• _DATA PROVIDED_:
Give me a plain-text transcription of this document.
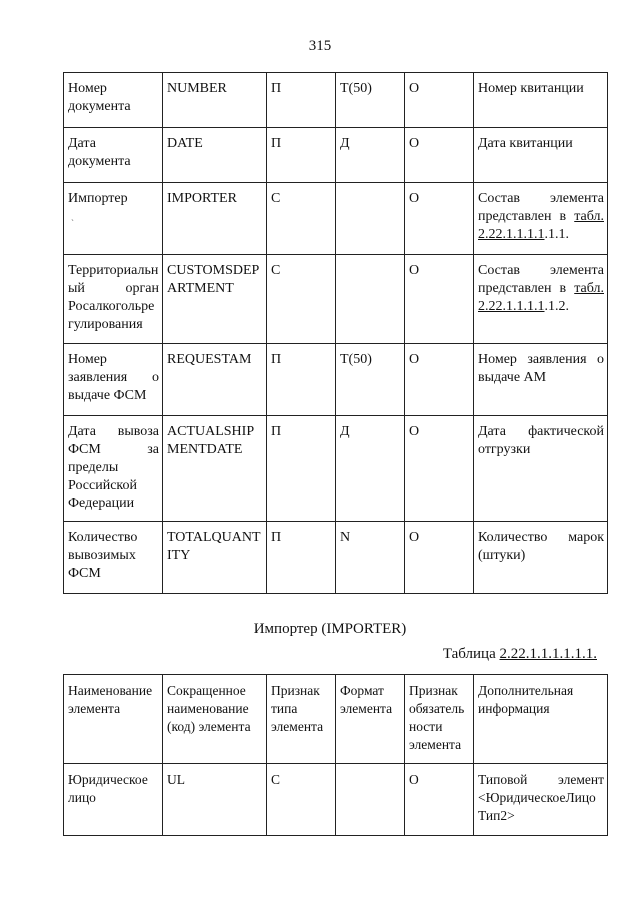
315
Номер документа	NUMBER	П	T(50)	O	Номер квитанции
Дата документа	DATE	П	Д	O	Дата квитанции
Импортер	IMPORTER	С		O	Состав элемента представлен в табл. 2.22.1.1.1.1.1.1.
Территориальный орган Росалкогольрегулирования	CUSTOMSDEPARTMENT	С		O	Состав элемента представлен в табл. 2.22.1.1.1.1.1.2.
Номер заявления о выдаче ФСМ	REQUESTAM	П	T(50)	O	Номер заявления о выдаче АМ
Дата вывоза ФСМ за пределы Российской Федерации	ACTUALSHIPMENTDATE	П	Д	O	Дата фактической отгрузки
Количество вывозимых ФСМ	TOTALQUANTITY	П	N	O	Количество марок (штуки)
`
Импортер (IMPORTER)
Таблица 2.22.1.1.1.1.1.1.
Наименование элемента	Сокращенное наименование (код) элемента	Признак типа элемента	Формат элемента	Признак обязательности элемента	Дополнительная информация
Юридическое лицо	UL	С		O	Типовой элемент <ЮридическоеЛицоТип2>
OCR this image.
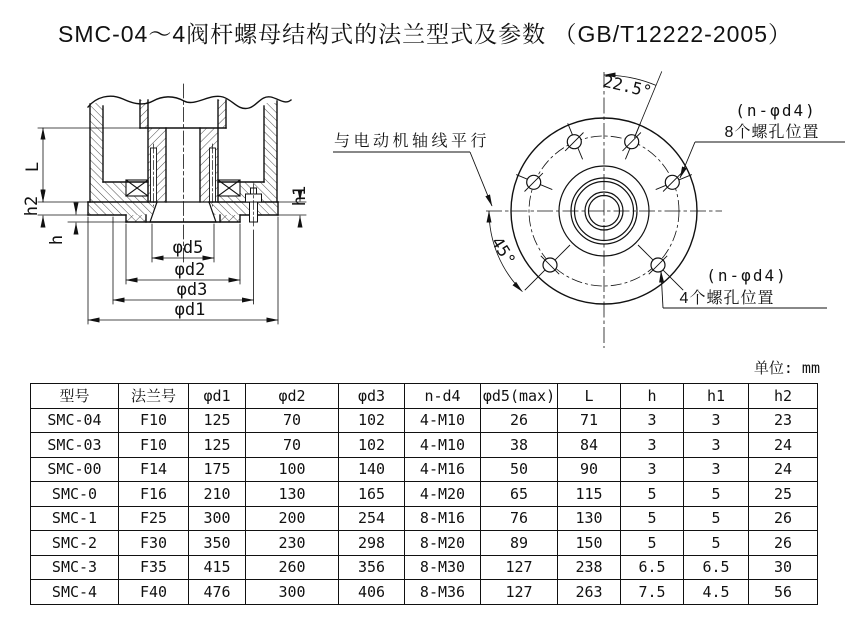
SMC-04～4阀杆螺母结构式的法兰型式及参数 （GB/T12222-2005）
L
h2
h
h1
φd5
φd2
φd3
φd1
22.5°
45°
与电动机轴线平行
(n-φd4)
8个螺孔位置
(n-φd4)
4个螺孔位置
单位: mm
型号	法兰号	φd1	φd2	φd3	n-d4	φd5(max)	L	h	h1	h2
SMC-04	F10	125	70	102	4-M10	26	71	3	3	23
SMC-03	F10	125	70	102	4-M10	38	84	3	3	24
SMC-00	F14	175	100	140	4-M16	50	90	3	3	24
SMC-0	F16	210	130	165	4-M20	65	115	5	5	25
SMC-1	F25	300	200	254	8-M16	76	130	5	5	26
SMC-2	F30	350	230	298	8-M20	89	150	5	5	26
SMC-3	F35	415	260	356	8-M30	127	238	6.5	6.5	30
SMC-4	F40	476	300	406	8-M36	127	263	7.5	4.5	56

• _STATED EXERCISE_:
Find each line holding the word "квитанции" and copy it.

• _SOLUTION TO THE PROBLEM_:
Номер документа	NUMBER	П	T(50)	O	Номер квитанции
Дата документа	DATE	П	Д	O	Дата квитанции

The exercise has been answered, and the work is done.